▸ OBJECTIVE:
Filter the listing and keep only the lines with the word "relative".

»»

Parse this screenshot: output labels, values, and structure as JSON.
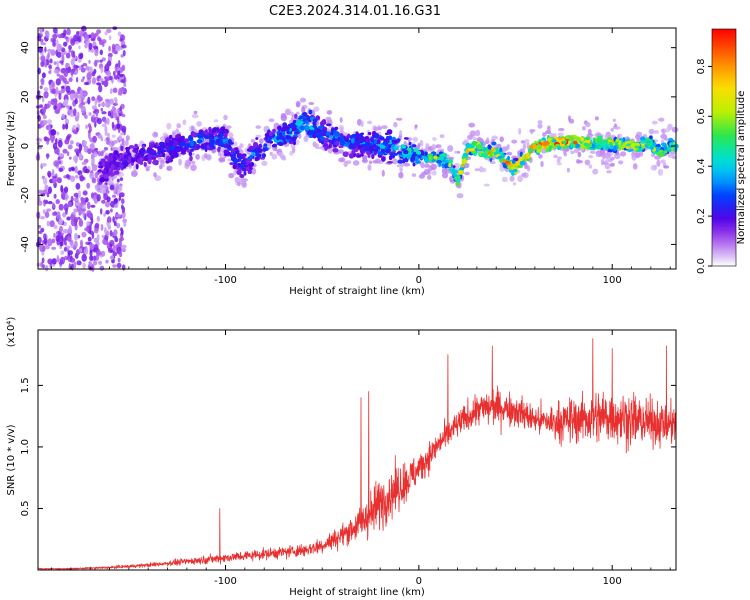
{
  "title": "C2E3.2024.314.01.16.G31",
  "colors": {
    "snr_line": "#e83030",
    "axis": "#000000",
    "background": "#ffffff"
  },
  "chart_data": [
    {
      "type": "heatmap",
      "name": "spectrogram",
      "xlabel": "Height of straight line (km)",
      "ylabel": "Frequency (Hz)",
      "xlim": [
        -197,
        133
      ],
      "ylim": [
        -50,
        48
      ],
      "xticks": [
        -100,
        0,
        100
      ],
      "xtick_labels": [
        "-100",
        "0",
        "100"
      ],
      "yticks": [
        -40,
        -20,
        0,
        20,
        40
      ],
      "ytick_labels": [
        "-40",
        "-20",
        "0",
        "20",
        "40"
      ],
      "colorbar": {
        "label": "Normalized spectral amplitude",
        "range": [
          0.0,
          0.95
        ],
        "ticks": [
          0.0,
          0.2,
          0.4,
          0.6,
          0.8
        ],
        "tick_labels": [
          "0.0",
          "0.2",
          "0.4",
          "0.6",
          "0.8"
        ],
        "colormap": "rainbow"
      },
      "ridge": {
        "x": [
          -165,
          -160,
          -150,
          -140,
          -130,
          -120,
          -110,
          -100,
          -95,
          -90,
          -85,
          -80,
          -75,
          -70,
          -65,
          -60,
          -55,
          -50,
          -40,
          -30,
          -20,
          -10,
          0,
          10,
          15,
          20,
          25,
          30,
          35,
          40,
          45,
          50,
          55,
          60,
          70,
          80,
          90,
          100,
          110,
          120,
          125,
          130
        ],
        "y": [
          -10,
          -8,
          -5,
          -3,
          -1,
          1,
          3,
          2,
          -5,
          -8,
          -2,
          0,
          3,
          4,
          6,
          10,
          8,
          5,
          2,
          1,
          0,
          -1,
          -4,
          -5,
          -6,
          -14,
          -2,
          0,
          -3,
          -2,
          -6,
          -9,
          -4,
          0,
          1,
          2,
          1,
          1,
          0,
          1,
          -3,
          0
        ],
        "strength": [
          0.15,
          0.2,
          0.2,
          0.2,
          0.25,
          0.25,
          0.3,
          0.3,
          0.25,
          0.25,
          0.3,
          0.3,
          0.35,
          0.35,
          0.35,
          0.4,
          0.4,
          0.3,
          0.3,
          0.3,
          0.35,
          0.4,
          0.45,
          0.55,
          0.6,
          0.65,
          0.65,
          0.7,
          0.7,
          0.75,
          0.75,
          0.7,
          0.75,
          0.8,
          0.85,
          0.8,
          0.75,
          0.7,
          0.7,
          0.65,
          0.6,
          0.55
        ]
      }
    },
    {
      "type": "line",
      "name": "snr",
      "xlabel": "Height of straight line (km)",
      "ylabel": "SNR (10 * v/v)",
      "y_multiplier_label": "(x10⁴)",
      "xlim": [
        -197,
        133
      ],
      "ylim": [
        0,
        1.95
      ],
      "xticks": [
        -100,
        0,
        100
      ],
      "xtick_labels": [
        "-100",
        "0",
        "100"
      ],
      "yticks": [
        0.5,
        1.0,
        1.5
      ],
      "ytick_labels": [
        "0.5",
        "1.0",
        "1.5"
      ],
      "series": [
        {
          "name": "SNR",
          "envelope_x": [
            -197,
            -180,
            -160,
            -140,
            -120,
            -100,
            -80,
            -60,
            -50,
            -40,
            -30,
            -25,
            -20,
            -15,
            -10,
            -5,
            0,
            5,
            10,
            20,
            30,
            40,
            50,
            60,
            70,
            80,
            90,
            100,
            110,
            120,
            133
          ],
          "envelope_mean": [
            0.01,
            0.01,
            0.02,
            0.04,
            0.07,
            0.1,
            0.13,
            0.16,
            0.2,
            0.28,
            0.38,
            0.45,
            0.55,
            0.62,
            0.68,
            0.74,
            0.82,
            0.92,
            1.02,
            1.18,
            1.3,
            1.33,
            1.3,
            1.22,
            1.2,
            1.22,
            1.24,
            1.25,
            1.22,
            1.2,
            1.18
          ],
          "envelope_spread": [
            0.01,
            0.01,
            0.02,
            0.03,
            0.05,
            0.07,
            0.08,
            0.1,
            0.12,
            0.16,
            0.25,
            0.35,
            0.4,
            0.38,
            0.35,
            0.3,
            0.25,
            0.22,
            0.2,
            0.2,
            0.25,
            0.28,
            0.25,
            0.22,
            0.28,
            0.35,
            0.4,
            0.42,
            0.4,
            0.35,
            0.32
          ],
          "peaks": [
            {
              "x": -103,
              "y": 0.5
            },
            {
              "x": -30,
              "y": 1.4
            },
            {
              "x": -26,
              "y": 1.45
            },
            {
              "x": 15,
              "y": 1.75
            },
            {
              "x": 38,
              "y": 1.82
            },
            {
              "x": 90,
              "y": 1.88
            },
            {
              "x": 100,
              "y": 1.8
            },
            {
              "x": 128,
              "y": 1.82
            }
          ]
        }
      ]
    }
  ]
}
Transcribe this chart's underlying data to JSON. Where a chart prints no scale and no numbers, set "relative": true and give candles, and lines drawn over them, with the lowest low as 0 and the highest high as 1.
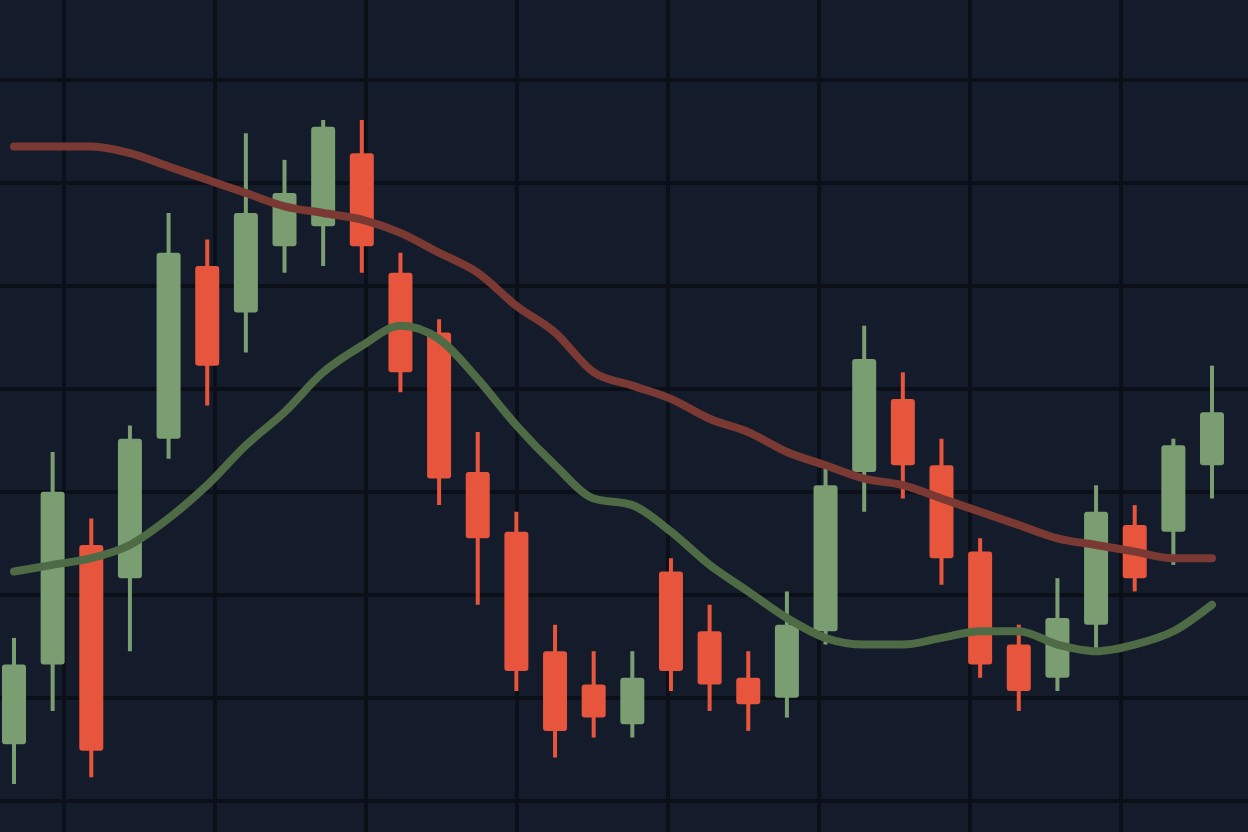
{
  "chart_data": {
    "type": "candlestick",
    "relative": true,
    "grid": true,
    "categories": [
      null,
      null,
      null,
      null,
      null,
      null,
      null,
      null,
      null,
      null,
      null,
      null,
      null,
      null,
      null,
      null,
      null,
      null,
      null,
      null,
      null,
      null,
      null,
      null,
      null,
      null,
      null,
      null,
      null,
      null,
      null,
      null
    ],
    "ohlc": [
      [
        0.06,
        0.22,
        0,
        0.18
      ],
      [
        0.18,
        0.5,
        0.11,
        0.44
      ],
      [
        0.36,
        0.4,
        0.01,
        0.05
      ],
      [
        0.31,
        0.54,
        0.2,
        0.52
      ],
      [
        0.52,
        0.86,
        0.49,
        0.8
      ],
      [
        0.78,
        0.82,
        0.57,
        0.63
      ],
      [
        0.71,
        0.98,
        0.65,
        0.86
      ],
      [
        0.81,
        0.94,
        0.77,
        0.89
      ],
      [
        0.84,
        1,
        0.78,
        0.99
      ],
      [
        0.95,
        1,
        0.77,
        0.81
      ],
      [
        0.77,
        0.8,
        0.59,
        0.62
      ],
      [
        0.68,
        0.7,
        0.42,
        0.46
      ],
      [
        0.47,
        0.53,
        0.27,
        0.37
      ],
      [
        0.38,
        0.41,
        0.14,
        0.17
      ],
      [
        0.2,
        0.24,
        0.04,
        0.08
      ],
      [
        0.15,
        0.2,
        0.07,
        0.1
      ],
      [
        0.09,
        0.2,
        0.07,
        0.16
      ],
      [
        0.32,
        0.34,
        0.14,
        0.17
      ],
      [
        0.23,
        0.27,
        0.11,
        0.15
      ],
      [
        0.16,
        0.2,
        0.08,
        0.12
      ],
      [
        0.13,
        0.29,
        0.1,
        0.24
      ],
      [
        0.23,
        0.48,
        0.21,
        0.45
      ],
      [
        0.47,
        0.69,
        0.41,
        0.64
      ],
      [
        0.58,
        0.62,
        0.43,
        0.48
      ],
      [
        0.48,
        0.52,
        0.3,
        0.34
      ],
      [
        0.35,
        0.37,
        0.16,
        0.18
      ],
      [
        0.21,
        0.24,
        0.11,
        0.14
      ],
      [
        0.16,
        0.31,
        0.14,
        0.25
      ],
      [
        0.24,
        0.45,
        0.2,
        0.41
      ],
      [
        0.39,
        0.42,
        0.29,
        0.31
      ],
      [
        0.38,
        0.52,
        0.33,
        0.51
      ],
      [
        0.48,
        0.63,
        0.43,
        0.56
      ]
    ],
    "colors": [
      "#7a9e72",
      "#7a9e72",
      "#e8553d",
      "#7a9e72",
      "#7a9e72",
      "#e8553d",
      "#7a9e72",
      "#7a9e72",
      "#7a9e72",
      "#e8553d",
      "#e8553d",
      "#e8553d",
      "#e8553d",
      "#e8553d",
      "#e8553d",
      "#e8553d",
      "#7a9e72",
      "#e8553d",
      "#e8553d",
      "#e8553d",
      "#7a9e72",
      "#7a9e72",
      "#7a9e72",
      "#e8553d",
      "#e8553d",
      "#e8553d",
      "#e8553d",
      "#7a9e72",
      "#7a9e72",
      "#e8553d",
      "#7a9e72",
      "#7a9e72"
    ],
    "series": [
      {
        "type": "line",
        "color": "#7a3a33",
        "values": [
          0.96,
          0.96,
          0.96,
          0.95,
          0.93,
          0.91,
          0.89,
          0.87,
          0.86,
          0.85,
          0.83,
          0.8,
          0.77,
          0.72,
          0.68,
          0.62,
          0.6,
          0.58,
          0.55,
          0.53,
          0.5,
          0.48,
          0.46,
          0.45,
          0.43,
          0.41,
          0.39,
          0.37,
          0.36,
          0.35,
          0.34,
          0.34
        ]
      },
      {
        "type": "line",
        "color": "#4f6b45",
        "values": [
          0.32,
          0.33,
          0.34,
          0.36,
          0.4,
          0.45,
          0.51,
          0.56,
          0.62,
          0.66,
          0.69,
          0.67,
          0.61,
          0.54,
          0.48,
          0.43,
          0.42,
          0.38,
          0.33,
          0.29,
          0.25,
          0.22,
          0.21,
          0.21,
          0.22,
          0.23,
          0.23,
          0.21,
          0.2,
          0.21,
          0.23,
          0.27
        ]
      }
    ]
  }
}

««

▸ THE SOLUTION:
Transcribe this chart's underlying data to JSON. Where a chart prints no scale and no numbers, set "relative": true and give candles, and lines drawn over them, with the lowest low as 0 and the highest high as 1.
    "relative": true,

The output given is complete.